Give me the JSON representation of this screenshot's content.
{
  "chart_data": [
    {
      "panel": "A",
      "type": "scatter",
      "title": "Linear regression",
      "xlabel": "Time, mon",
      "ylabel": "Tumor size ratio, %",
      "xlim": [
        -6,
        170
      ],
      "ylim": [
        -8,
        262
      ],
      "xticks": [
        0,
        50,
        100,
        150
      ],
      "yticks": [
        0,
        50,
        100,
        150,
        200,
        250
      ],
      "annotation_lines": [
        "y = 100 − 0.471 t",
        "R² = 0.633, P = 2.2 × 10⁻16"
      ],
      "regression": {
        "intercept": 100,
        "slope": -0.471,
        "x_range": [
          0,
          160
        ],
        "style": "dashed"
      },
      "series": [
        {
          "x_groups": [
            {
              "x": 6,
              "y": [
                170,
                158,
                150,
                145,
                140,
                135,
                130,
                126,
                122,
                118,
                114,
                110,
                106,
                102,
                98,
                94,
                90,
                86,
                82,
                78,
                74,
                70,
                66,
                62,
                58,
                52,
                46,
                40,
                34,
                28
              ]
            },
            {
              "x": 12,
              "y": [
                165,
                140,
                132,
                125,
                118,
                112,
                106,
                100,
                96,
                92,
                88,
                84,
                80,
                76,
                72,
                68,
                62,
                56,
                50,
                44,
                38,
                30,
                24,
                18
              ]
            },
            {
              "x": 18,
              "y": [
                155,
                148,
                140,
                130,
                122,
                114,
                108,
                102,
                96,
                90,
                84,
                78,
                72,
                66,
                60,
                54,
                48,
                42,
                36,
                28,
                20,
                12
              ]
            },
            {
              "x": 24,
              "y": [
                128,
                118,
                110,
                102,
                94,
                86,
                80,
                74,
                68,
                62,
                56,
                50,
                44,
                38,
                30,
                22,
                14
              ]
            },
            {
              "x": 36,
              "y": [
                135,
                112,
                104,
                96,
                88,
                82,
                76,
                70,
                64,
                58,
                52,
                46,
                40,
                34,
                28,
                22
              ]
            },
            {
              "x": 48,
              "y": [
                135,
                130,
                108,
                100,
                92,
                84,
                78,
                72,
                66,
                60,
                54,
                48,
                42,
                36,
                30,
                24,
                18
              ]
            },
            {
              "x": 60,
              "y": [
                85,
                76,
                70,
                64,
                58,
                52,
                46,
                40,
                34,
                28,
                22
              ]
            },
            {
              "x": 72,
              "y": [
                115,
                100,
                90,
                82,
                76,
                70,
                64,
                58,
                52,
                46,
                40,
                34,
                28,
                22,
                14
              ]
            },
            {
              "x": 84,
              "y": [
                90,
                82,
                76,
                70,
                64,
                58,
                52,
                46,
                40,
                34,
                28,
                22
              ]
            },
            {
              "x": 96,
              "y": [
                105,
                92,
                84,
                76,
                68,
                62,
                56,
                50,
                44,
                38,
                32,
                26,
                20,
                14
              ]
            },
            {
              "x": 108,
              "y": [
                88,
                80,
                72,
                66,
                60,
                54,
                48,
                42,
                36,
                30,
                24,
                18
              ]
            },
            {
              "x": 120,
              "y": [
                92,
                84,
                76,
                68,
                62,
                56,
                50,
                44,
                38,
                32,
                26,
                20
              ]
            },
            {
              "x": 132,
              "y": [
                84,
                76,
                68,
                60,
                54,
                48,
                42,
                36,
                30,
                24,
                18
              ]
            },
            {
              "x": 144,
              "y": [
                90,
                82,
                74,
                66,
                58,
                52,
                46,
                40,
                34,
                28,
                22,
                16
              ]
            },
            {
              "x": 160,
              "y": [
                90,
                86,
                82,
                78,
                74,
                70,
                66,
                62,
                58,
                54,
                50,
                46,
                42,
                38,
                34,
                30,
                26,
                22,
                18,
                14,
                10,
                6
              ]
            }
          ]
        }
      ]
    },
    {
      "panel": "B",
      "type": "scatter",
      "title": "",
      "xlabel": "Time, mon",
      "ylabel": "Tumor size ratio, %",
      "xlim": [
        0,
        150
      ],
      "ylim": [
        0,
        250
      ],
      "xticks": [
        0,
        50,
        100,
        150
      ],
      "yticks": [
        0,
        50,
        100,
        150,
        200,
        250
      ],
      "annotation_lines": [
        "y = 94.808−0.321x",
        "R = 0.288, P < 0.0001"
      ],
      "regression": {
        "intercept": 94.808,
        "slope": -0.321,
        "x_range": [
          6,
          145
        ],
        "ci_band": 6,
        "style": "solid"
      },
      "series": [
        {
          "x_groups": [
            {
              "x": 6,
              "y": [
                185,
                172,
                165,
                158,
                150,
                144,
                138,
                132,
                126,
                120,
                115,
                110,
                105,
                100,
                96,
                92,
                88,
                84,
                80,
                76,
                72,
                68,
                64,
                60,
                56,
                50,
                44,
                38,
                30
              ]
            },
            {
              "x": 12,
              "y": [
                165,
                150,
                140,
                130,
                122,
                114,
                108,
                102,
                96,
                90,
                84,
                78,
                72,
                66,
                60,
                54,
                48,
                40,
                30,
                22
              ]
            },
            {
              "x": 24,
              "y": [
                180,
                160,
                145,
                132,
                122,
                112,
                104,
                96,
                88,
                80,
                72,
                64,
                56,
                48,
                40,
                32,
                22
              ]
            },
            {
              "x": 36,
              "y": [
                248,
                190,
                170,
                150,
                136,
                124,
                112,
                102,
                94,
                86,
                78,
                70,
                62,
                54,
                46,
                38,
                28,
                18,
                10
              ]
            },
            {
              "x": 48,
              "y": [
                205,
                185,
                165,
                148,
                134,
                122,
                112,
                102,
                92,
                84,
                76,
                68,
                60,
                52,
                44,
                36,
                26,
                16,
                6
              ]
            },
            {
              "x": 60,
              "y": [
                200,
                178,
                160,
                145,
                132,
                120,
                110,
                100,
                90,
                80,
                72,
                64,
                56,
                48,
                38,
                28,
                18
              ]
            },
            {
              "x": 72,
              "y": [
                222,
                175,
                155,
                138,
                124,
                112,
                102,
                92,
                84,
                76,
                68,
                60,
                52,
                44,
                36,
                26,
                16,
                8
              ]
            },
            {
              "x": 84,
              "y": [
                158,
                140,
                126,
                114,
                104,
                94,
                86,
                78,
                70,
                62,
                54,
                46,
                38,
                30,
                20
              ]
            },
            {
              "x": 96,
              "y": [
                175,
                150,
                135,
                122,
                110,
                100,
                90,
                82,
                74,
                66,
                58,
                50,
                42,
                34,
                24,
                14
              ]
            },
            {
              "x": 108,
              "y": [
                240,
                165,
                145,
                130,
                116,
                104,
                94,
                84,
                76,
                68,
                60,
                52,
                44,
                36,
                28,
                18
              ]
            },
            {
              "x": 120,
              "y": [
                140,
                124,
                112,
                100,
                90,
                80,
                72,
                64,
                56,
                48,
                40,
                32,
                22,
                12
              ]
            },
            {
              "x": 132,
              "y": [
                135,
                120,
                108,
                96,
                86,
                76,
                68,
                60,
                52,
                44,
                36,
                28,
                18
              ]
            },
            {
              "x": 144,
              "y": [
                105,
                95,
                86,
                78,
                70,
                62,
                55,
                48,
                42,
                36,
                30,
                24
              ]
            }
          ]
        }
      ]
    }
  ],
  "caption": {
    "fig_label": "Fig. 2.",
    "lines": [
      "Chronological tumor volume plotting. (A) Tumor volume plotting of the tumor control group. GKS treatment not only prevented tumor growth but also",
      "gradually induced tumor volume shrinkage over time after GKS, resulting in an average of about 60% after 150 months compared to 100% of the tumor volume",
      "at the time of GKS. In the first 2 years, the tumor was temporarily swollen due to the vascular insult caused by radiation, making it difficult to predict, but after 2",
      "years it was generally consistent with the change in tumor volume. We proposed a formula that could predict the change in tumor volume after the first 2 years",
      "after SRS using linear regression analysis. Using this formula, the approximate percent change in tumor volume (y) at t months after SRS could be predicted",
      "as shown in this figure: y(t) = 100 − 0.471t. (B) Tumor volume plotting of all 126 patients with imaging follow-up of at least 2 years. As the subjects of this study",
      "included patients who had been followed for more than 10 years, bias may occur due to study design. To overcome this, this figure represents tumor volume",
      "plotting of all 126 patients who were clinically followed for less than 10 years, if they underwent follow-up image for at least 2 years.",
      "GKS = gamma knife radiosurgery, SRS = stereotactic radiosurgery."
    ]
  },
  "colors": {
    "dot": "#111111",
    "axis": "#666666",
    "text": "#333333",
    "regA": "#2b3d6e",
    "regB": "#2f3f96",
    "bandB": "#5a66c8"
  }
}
::::::::::
- **EXERCISE GOAL**: Which lines of the records above contain the word "figure"? Copy each of them.

- **RESPONSE BELOW**:
      "as shown in this figure: y(t) = 100 − 0.471t. (B) Tumor volume plotting of all 126 patients with imaging follow-up of at least 2 years. As the subjects of this study",
      "included patients who had been followed for more than 10 years, bias may occur due to study design. To overcome this, this figure represents tumor volume",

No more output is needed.